## START Input data

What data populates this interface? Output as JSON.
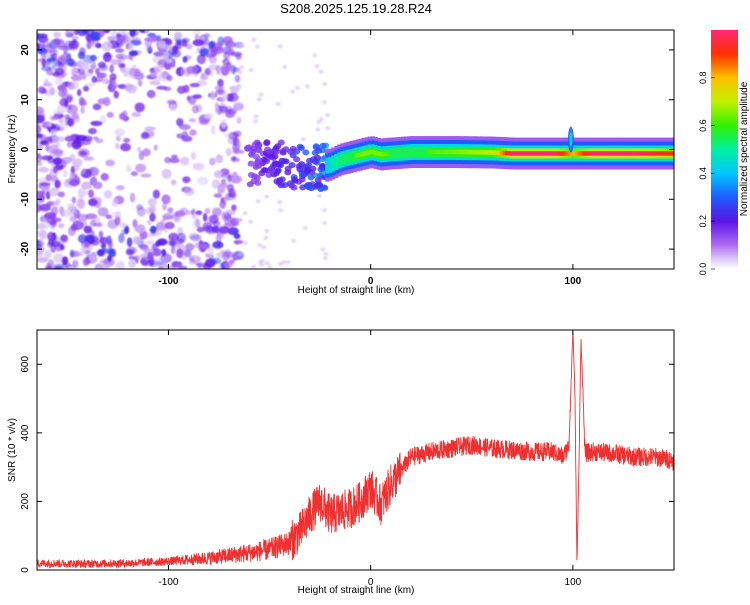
{
  "title": "S208.2025.125.19.28.R24",
  "colors": {
    "frame": "#000000",
    "snr_line": "#f03030",
    "scatter_purple": "#5a14e6",
    "background": "#ffffff"
  },
  "chart_data": [
    {
      "type": "heatmap",
      "xlabel": "Height of straight line (km)",
      "ylabel": "Frequency (Hz)",
      "xlim": [
        -165,
        150
      ],
      "ylim": [
        -24,
        24
      ],
      "xticks": [
        -100,
        0,
        100
      ],
      "yticks": [
        -20,
        -10,
        0,
        10,
        20
      ],
      "colorbar": {
        "label": "Normalized spectral amplitude",
        "range": [
          0,
          1
        ],
        "ticks": [
          "0.0",
          "0.2",
          "0.4",
          "0.6",
          "0.8"
        ],
        "colormap": "rainbow"
      },
      "ridge": {
        "x": [
          -62,
          -50,
          -40,
          -30,
          -24,
          -20,
          -15,
          -10,
          -5,
          0,
          5,
          10,
          20,
          40,
          60,
          70,
          90,
          100,
          110,
          130,
          150
        ],
        "freq": [
          -3.5,
          -2.5,
          -3,
          -4,
          -3.5,
          -3,
          -2,
          -1.5,
          -1,
          -0.5,
          -1,
          -0.8,
          -0.5,
          -0.5,
          -0.6,
          -0.8,
          -0.8,
          -0.8,
          -0.8,
          -0.8,
          -0.8
        ],
        "amplitude": [
          0.05,
          0.15,
          0.2,
          0.3,
          0.4,
          0.45,
          0.55,
          0.6,
          0.65,
          0.65,
          0.65,
          0.6,
          0.6,
          0.65,
          0.7,
          1.0,
          1.0,
          0.8,
          1.0,
          1.0,
          0.9
        ]
      },
      "noise_region": {
        "x_range": [
          -165,
          -65
        ],
        "freq_range": [
          -24,
          24
        ],
        "amplitude": 0.1
      }
    },
    {
      "type": "line",
      "xlabel": "Height of straight line (km)",
      "ylabel": "SNR (10 * v/v)",
      "xlim": [
        -165,
        150
      ],
      "ylim": [
        0,
        700
      ],
      "xticks": [
        -100,
        0,
        100
      ],
      "yticks": [
        0,
        200,
        400,
        600
      ],
      "series": [
        {
          "x": [
            -165,
            -140,
            -120,
            -100,
            -80,
            -60,
            -50,
            -40,
            -35,
            -30,
            -25,
            -20,
            -15,
            -10,
            -5,
            0,
            5,
            10,
            15,
            20,
            30,
            40,
            50,
            60,
            70,
            80,
            90,
            95,
            98,
            100,
            101,
            102,
            103,
            104,
            106,
            110,
            120,
            130,
            140,
            150
          ],
          "y": [
            20,
            18,
            20,
            25,
            35,
            50,
            60,
            80,
            110,
            160,
            200,
            160,
            170,
            180,
            200,
            240,
            190,
            250,
            290,
            330,
            345,
            355,
            365,
            355,
            350,
            345,
            345,
            330,
            360,
            700,
            520,
            20,
            300,
            680,
            340,
            345,
            340,
            330,
            330,
            320
          ]
        }
      ]
    }
  ]
}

## END Input data

* **Task objective**: Repeat each record exactly as shown above, dropping all images.

* **Finished exercise**:
What data populates this interface? Output as JSON.
{
  "title": "S208.2025.125.19.28.R24",
  "colors": {
    "frame": "#000000",
    "snr_line": "#f03030",
    "scatter_purple": "#5a14e6",
    "background": "#ffffff"
  },
  "chart_data": [
    {
      "type": "heatmap",
      "xlabel": "Height of straight line (km)",
      "ylabel": "Frequency (Hz)",
      "xlim": [
        -165,
        150
      ],
      "ylim": [
        -24,
        24
      ],
      "xticks": [
        -100,
        0,
        100
      ],
      "yticks": [
        -20,
        -10,
        0,
        10,
        20
      ],
      "colorbar": {
        "label": "Normalized spectral amplitude",
        "range": [
          0,
          1
        ],
        "ticks": [
          "0.0",
          "0.2",
          "0.4",
          "0.6",
          "0.8"
        ],
        "colormap": "rainbow"
      },
      "ridge": {
        "x": [
          -62,
          -50,
          -40,
          -30,
          -24,
          -20,
          -15,
          -10,
          -5,
          0,
          5,
          10,
          20,
          40,
          60,
          70,
          90,
          100,
          110,
          130,
          150
        ],
        "freq": [
          -3.5,
          -2.5,
          -3,
          -4,
          -3.5,
          -3,
          -2,
          -1.5,
          -1,
          -0.5,
          -1,
          -0.8,
          -0.5,
          -0.5,
          -0.6,
          -0.8,
          -0.8,
          -0.8,
          -0.8,
          -0.8,
          -0.8
        ],
        "amplitude": [
          0.05,
          0.15,
          0.2,
          0.3,
          0.4,
          0.45,
          0.55,
          0.6,
          0.65,
          0.65,
          0.65,
          0.6,
          0.6,
          0.65,
          0.7,
          1.0,
          1.0,
          0.8,
          1.0,
          1.0,
          0.9
        ]
      },
      "noise_region": {
        "x_range": [
          -165,
          -65
        ],
        "freq_range": [
          -24,
          24
        ],
        "amplitude": 0.1
      }
    },
    {
      "type": "line",
      "xlabel": "Height of straight line (km)",
      "ylabel": "SNR (10 * v/v)",
      "xlim": [
        -165,
        150
      ],
      "ylim": [
        0,
        700
      ],
      "xticks": [
        -100,
        0,
        100
      ],
      "yticks": [
        0,
        200,
        400,
        600
      ],
      "series": [
        {
          "x": [
            -165,
            -140,
            -120,
            -100,
            -80,
            -60,
            -50,
            -40,
            -35,
            -30,
            -25,
            -20,
            -15,
            -10,
            -5,
            0,
            5,
            10,
            15,
            20,
            30,
            40,
            50,
            60,
            70,
            80,
            90,
            95,
            98,
            100,
            101,
            102,
            103,
            104,
            106,
            110,
            120,
            130,
            140,
            150
          ],
          "y": [
            20,
            18,
            20,
            25,
            35,
            50,
            60,
            80,
            110,
            160,
            200,
            160,
            170,
            180,
            200,
            240,
            190,
            250,
            290,
            330,
            345,
            355,
            365,
            355,
            350,
            345,
            345,
            330,
            360,
            700,
            520,
            20,
            300,
            680,
            340,
            345,
            340,
            330,
            330,
            320
          ]
        }
      ]
    }
  ]
}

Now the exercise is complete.